— Required task —
Find every line in the records below that holds the word "Breakout", and copy it out.
— start of Material to process —
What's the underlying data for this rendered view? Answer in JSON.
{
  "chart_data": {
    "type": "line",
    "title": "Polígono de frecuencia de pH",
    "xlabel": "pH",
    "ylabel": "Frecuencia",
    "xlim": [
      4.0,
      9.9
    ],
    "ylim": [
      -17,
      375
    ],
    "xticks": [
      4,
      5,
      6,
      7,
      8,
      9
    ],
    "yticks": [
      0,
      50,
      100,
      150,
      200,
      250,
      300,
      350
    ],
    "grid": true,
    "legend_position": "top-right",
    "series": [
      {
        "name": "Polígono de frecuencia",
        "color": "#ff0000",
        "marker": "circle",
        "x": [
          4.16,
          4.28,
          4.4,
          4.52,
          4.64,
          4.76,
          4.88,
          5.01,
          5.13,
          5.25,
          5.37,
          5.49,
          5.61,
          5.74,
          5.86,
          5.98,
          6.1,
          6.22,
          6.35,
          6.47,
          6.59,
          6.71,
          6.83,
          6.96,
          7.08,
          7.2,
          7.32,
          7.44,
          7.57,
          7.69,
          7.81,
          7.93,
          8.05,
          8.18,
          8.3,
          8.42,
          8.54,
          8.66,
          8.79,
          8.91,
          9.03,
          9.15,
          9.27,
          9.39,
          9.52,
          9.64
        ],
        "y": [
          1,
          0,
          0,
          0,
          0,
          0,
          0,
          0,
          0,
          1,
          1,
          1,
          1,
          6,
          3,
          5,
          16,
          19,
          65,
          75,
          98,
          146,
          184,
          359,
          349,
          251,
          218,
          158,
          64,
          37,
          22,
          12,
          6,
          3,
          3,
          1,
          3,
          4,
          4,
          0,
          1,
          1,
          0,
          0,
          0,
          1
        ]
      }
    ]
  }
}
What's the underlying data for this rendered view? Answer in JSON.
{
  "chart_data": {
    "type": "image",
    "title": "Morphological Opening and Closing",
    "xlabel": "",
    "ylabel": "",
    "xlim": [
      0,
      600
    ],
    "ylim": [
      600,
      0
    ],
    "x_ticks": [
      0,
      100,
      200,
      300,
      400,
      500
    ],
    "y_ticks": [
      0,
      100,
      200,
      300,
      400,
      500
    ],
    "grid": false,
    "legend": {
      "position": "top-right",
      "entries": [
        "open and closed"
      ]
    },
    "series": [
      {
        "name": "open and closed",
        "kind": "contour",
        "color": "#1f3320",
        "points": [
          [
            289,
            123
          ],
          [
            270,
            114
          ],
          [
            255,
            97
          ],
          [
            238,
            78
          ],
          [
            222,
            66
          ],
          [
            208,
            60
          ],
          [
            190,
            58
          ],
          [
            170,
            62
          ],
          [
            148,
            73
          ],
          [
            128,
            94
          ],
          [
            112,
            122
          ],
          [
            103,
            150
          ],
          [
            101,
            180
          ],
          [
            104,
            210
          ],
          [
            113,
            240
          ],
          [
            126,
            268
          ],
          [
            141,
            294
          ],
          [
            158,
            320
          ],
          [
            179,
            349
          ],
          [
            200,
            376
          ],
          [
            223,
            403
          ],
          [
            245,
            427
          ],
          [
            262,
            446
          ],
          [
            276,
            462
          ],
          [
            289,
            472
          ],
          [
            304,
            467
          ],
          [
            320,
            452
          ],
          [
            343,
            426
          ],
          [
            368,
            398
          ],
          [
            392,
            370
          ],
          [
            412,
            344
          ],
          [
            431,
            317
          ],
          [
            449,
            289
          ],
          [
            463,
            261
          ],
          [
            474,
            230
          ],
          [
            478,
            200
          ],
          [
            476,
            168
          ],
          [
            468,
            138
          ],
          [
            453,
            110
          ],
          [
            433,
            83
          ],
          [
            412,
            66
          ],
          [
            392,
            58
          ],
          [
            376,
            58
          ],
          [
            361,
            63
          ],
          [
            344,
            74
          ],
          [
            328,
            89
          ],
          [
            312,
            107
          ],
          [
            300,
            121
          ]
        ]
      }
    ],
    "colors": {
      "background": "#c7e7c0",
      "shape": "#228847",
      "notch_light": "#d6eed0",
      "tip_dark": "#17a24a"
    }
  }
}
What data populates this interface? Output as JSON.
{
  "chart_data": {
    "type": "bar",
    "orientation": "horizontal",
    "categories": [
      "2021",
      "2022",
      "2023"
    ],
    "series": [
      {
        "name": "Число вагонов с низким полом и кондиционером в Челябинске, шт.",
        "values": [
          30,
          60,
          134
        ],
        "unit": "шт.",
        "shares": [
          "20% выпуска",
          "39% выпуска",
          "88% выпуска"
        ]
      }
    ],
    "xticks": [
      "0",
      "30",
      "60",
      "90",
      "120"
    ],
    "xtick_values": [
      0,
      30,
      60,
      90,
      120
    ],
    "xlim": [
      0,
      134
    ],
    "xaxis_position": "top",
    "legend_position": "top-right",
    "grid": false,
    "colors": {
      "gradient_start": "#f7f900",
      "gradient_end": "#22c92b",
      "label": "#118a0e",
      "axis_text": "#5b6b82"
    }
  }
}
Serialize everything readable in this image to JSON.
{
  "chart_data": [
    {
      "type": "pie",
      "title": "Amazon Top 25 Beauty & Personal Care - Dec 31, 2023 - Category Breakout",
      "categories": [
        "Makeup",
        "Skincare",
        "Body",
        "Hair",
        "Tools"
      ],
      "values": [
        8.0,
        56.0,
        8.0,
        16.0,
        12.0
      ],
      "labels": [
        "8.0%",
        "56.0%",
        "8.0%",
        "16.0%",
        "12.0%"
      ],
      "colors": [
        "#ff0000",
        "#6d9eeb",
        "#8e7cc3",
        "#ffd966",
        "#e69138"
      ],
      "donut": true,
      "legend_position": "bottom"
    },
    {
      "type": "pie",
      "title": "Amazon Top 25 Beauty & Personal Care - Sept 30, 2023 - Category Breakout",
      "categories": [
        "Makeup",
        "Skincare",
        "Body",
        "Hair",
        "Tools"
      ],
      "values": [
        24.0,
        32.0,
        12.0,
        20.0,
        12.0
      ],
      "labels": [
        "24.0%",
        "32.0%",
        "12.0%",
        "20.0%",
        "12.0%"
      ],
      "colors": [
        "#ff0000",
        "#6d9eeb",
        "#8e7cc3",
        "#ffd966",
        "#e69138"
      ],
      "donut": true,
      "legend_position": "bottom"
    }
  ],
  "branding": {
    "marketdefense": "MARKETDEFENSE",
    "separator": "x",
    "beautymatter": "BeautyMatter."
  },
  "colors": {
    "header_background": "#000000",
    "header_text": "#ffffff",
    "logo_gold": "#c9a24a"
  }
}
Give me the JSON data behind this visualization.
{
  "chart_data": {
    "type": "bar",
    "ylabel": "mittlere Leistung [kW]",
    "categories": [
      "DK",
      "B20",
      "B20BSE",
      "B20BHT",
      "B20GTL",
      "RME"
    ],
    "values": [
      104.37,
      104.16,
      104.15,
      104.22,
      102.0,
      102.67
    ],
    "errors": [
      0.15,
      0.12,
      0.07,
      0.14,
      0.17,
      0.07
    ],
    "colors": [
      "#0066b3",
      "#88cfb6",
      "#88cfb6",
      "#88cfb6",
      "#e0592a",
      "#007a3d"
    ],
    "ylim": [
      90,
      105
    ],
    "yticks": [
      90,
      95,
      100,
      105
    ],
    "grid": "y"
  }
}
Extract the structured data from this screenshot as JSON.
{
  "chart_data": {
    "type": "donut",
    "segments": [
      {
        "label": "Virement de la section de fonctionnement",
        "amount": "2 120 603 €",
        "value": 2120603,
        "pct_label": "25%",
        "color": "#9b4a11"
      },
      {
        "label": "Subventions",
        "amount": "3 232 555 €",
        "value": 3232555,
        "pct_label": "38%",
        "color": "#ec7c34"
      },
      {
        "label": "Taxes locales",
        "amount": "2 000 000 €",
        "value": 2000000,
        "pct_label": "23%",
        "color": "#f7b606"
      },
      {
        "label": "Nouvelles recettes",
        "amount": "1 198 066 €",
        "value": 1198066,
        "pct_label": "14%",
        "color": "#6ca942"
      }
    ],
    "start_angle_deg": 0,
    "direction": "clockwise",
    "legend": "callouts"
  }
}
— end of Material to process —
— Solution for this task —
      "title": "Amazon Top 25 Beauty & Personal Care - Dec 31, 2023 - Category Breakout",
      "title": "Amazon Top 25 Beauty & Personal Care - Sept 30, 2023 - Category Breakout",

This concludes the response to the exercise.